Instructions to follow -> Where the records below have a line with "axis", that line is to be copied.
** Opening Available data block **
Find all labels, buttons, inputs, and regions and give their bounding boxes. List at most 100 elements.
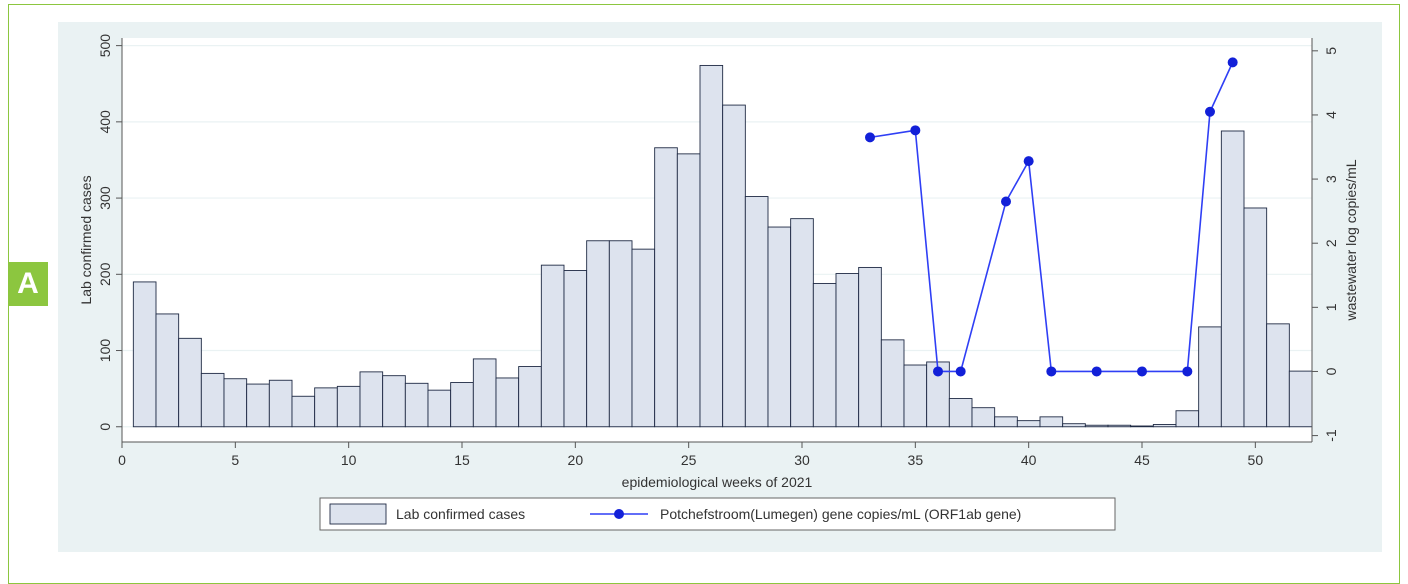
bar (948, 398, 973, 428)
line-point (1227, 57, 1238, 68)
bar (835, 273, 860, 428)
bar (1107, 424, 1132, 428)
bar (1130, 425, 1154, 428)
bar (722, 104, 746, 428)
x-tick-label: 10 (341, 452, 357, 468)
line-point (1023, 156, 1034, 167)
bar (790, 218, 814, 428)
bar (450, 382, 474, 428)
bar (1198, 326, 1222, 428)
bar (518, 366, 542, 428)
bar (586, 240, 610, 428)
y-axis-right-label: wastewater log copies/mL (1343, 159, 1359, 321)
bar (472, 358, 497, 428)
series-line (869, 62, 1234, 373)
line-point (1182, 366, 1193, 377)
chart: 0 5 10 15 20 25 30 35 40 45 500100200300400500-101… (58, 22, 1382, 552)
y-left-tick-label: 200 (97, 262, 113, 286)
panel-label: A (8, 262, 48, 306)
bar (336, 385, 361, 428)
bar (382, 375, 406, 428)
y-axis-left-label: Lab confirmed cases (78, 175, 94, 304)
x-tick-label: 25 (681, 452, 697, 468)
x-tick-label: 45 (1134, 452, 1150, 468)
line-series (865, 57, 1238, 377)
line-point (1137, 366, 1147, 377)
legend-box (319, 497, 1116, 531)
x-tick-label: 5 (231, 452, 239, 468)
bar (178, 337, 202, 428)
bar (1288, 370, 1313, 428)
line-point (1091, 366, 1102, 377)
x-axis-label: epidemiological weeks of 2021 (622, 474, 813, 490)
y-right-tick-label: 0 (1323, 367, 1339, 375)
bar (858, 266, 882, 428)
bar (1152, 424, 1177, 428)
y-right-tick-label: 3 (1323, 175, 1339, 183)
legend-bar-label: Lab confirmed cases (396, 506, 525, 522)
bar (540, 264, 565, 428)
x-tick-label: 50 (1248, 452, 1264, 468)
bar (291, 395, 316, 428)
bar (1243, 207, 1268, 428)
bar (132, 281, 157, 428)
bar (608, 240, 633, 428)
bar (1175, 410, 1200, 428)
bar (155, 313, 180, 428)
line-point (1205, 106, 1215, 117)
y-left-tick-label: 500 (97, 34, 113, 58)
bar (744, 196, 769, 428)
x-tick-label: 20 (568, 452, 584, 468)
y-right-tick-label: 2 (1323, 239, 1339, 247)
bar (631, 248, 656, 428)
bar (880, 339, 905, 428)
bar (994, 416, 1018, 428)
bar (359, 371, 384, 428)
bar (1084, 424, 1109, 428)
x-tick-label: 0 (118, 452, 126, 468)
y-left-tick-label: 0 (97, 423, 113, 431)
bar (1016, 420, 1041, 428)
bar (1266, 323, 1290, 428)
y-right-tick-label: -1 (1323, 429, 1339, 442)
line-point (955, 366, 966, 377)
bar (1039, 416, 1064, 428)
bar (1062, 423, 1086, 428)
bar (200, 372, 225, 428)
line-point (1001, 196, 1011, 207)
y-right-tick-label: 5 (1323, 47, 1339, 55)
bar (812, 282, 837, 428)
legend-line-marker (614, 509, 624, 519)
bar (495, 377, 520, 428)
bar (676, 153, 701, 428)
y-right-tick-label: 4 (1323, 111, 1339, 119)
y-left-tick-label: 100 (97, 339, 113, 363)
bar (314, 387, 338, 428)
bar (903, 364, 928, 428)
legend-line-label: Potchefstroom(Lumegen) gene copies/mL (O… (660, 506, 1021, 522)
bar (654, 147, 678, 428)
legend-bar-swatch (329, 503, 387, 525)
bar (926, 361, 950, 428)
bar (971, 407, 996, 428)
y-left-tick-label: 300 (97, 186, 113, 210)
line-point (933, 366, 943, 377)
x-tick-label: 30 (794, 452, 810, 468)
bar (268, 379, 293, 428)
bar (767, 226, 792, 428)
line-point (865, 132, 875, 143)
y-left-tick-label: 400 (97, 110, 113, 134)
bar (699, 64, 724, 428)
bar (404, 382, 429, 428)
axes: 0 5 10 15 20 25 30 35 40 45 500100200300400500-101… (97, 34, 1339, 468)
y-right-tick-label: 1 (1323, 303, 1339, 311)
x-tick-label: 40 (1021, 452, 1037, 468)
bar (1220, 130, 1245, 428)
legend: Lab confirmed cases Potchefstroom(Lumege… (319, 497, 1116, 531)
bar (246, 383, 270, 428)
bars-series (132, 64, 1313, 428)
bar (427, 389, 452, 428)
bar (563, 270, 588, 428)
line-point (1046, 366, 1057, 377)
bar (223, 378, 248, 428)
** Closing Available data block **
Completed task ->
y-axis-right-label: wastewater log copies/mL (1343, 159, 1359, 321)
y-axis-left-label: Lab confirmed cases (78, 175, 94, 304)
x-axis-label: epidemiological weeks of 2021 (622, 474, 813, 490)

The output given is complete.